- [Problem to work on]: Repeat each line word for word.

------------

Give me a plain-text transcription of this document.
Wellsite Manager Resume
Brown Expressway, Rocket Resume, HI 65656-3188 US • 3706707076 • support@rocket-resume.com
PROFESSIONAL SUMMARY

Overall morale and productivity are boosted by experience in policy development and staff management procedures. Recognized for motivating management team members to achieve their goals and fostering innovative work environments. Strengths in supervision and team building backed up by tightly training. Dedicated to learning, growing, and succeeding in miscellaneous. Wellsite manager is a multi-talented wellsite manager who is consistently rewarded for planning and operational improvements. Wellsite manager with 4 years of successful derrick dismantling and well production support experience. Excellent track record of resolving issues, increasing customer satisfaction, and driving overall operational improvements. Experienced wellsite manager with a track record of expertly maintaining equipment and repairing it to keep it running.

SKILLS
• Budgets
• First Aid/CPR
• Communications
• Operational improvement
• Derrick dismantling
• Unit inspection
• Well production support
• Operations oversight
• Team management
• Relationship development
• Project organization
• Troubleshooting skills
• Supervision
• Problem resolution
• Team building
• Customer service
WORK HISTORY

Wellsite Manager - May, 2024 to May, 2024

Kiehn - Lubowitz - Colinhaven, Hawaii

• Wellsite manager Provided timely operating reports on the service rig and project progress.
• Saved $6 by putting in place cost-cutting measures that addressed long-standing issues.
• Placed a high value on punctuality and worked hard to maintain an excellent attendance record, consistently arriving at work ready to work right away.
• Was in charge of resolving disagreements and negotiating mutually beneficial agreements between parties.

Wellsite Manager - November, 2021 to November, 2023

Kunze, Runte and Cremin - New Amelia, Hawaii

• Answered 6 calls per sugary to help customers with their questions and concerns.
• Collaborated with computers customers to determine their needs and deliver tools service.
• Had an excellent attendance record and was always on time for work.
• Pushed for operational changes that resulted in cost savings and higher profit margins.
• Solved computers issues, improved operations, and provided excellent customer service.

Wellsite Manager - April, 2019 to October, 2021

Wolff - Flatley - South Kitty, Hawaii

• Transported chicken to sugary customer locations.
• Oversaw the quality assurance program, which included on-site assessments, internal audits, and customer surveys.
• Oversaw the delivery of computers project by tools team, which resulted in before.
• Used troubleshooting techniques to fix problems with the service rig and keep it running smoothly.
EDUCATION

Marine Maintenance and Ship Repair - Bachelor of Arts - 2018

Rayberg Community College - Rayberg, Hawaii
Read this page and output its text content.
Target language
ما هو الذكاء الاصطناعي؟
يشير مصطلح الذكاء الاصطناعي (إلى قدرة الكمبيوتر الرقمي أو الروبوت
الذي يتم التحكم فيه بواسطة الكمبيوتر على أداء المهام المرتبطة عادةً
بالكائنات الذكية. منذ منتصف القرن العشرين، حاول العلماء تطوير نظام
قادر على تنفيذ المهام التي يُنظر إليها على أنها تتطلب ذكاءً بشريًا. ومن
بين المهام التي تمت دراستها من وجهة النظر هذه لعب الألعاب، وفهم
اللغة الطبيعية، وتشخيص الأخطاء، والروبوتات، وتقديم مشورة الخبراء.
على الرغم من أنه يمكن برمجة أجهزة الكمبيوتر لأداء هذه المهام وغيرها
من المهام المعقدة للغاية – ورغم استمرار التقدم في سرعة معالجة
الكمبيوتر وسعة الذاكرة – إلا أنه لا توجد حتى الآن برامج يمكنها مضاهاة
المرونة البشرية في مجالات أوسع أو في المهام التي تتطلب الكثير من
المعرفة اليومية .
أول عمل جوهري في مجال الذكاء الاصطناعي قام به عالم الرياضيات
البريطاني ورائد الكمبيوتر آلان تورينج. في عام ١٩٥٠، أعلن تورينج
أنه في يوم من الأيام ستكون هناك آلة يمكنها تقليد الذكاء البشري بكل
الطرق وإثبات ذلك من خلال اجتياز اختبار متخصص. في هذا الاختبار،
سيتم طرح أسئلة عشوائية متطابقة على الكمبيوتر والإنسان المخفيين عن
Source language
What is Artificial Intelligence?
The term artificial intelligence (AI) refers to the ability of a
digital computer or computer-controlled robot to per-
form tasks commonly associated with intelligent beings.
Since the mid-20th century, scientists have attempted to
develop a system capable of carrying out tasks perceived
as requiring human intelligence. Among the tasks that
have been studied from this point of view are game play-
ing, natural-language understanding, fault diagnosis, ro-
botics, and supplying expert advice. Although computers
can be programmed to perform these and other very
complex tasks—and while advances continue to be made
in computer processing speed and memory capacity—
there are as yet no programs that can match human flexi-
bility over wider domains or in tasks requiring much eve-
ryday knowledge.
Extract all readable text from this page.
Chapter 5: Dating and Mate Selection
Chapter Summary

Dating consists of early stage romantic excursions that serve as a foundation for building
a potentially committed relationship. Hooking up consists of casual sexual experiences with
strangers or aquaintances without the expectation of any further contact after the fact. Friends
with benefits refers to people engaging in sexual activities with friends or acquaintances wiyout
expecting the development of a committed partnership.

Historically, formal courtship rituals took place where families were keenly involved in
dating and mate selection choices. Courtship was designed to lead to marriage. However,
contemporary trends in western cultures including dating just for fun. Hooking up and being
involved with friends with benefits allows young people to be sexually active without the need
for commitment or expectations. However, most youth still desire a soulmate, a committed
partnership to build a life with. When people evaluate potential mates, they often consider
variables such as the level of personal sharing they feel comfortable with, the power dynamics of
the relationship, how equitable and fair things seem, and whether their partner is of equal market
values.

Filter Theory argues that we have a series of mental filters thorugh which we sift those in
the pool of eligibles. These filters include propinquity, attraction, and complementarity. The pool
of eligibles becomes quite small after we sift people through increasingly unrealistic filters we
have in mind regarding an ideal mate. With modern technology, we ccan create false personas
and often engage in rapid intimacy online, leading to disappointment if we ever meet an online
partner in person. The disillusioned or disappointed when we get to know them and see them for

------------

- [Written response]:
Give me a plain-text transcription of this document.
Wellsite Manager Resume
Brown Expressway, Rocket Resume, HI 65656-3188 US • 3706707076 • support@rocket-resume.com
PROFESSIONAL SUMMARY

Overall morale and productivity are boosted by experience in policy development and staff management procedures. Recognized for motivating management team members to achieve their goals and fostering innovative work environments. Strengths in supervision and team building backed up by tightly training. Dedicated to learning, growing, and succeeding in miscellaneous. Wellsite manager is a multi-talented wellsite manager who is consistently rewarded for planning and operational improvements. Wellsite manager with 4 years of successful derrick dismantling and well production support experience. Excellent track record of resolving issues, increasing customer satisfaction, and driving overall operational improvements. Experienced wellsite manager with a track record of expertly maintaining equipment and repairing it to keep it running.

SKILLS
• Budgets
• First Aid/CPR
• Communications
• Operational improvement
• Derrick dismantling
• Unit inspection
• Well production support
• Operations oversight
• Team management
• Relationship development
• Project organization
• Troubleshooting skills
• Supervision
• Problem resolution
• Team building
• Customer service
WORK HISTORY

Wellsite Manager - May, 2024 to May, 2024

Kiehn - Lubowitz - Colinhaven, Hawaii

• Wellsite manager Provided timely operating reports on the service rig and project progress.
• Saved $6 by putting in place cost-cutting measures that addressed long-standing issues.
• Placed a high value on punctuality and worked hard to maintain an excellent attendance record, consistently arriving at work ready to work right away.
• Was in charge of resolving disagreements and negotiating mutually beneficial agreements between parties.

Wellsite Manager - November, 2021 to November, 2023

Kunze, Runte and Cremin - New Amelia, Hawaii

• Answered 6 calls per sugary to help customers with their questions and concerns.
• Collaborated with computers customers to determine their needs and deliver tools service.
• Had an excellent attendance record and was always on time for work.
• Pushed for operational changes that resulted in cost savings and higher profit margins.
• Solved computers issues, improved operations, and provided excellent customer service.

Wellsite Manager - April, 2019 to October, 2021

Wolff - Flatley - South Kitty, Hawaii

• Transported chicken to sugary customer locations.
• Oversaw the quality assurance program, which included on-site assessments, internal audits, and customer surveys.
• Oversaw the delivery of computers project by tools team, which resulted in before.
• Used troubleshooting techniques to fix problems with the service rig and keep it running smoothly.
EDUCATION

Marine Maintenance and Ship Repair - Bachelor of Arts - 2018

Rayberg Community College - Rayberg, Hawaii
Read this page and output its text content.
Target language
ما هو الذكاء الاصطناعي؟
يشير مصطلح الذكاء الاصطناعي (إلى قدرة الكمبيوتر الرقمي أو الروبوت
الذي يتم التحكم فيه بواسطة الكمبيوتر على أداء المهام المرتبطة عادةً
بالكائنات الذكية. منذ منتصف القرن العشرين، حاول العلماء تطوير نظام
قادر على تنفيذ المهام التي يُنظر إليها على أنها تتطلب ذكاءً بشريًا. ومن
بين المهام التي تمت دراستها من وجهة النظر هذه لعب الألعاب، وفهم
اللغة الطبيعية، وتشخيص الأخطاء، والروبوتات، وتقديم مشورة الخبراء.
على الرغم من أنه يمكن برمجة أجهزة الكمبيوتر لأداء هذه المهام وغيرها
من المهام المعقدة للغاية – ورغم استمرار التقدم في سرعة معالجة
الكمبيوتر وسعة الذاكرة – إلا أنه لا توجد حتى الآن برامج يمكنها مضاهاة
المرونة البشرية في مجالات أوسع أو في المهام التي تتطلب الكثير من
المعرفة اليومية .
أول عمل جوهري في مجال الذكاء الاصطناعي قام به عالم الرياضيات
البريطاني ورائد الكمبيوتر آلان تورينج. في عام ١٩٥٠، أعلن تورينج
أنه في يوم من الأيام ستكون هناك آلة يمكنها تقليد الذكاء البشري بكل
الطرق وإثبات ذلك من خلال اجتياز اختبار متخصص. في هذا الاختبار،
سيتم طرح أسئلة عشوائية متطابقة على الكمبيوتر والإنسان المخفيين عن
Source language
What is Artificial Intelligence?
The term artificial intelligence (AI) refers to the ability of a
digital computer or computer-controlled robot to per-
form tasks commonly associated with intelligent beings.
Since the mid-20th century, scientists have attempted to
develop a system capable of carrying out tasks perceived
as requiring human intelligence. Among the tasks that
have been studied from this point of view are game play-
ing, natural-language understanding, fault diagnosis, ro-
botics, and supplying expert advice. Although computers
can be programmed to perform these and other very
complex tasks—and while advances continue to be made
in computer processing speed and memory capacity—
there are as yet no programs that can match human flexi-
bility over wider domains or in tasks requiring much eve-
ryday knowledge.
Extract all readable text from this page.
Chapter 5: Dating and Mate Selection
Chapter Summary

Dating consists of early stage romantic excursions that serve as a foundation for building
a potentially committed relationship. Hooking up consists of casual sexual experiences with
strangers or aquaintances without the expectation of any further contact after the fact. Friends
with benefits refers to people engaging in sexual activities with friends or acquaintances wiyout
expecting the development of a committed partnership.

Historically, formal courtship rituals took place where families were keenly involved in
dating and mate selection choices. Courtship was designed to lead to marriage. However,
contemporary trends in western cultures including dating just for fun. Hooking up and being
involved with friends with benefits allows young people to be sexually active without the need
for commitment or expectations. However, most youth still desire a soulmate, a committed
partnership to build a life with. When people evaluate potential mates, they often consider
variables such as the level of personal sharing they feel comfortable with, the power dynamics of
the relationship, how equitable and fair things seem, and whether their partner is of equal market
values.

Filter Theory argues that we have a series of mental filters thorugh which we sift those in
the pool of eligibles. These filters include propinquity, attraction, and complementarity. The pool
of eligibles becomes quite small after we sift people through increasingly unrealistic filters we
have in mind regarding an ideal mate. With modern technology, we ccan create false personas
and often engage in rapid intimacy online, leading to disappointment if we ever meet an online
partner in person. The disillusioned or disappointed when we get to know them and see them for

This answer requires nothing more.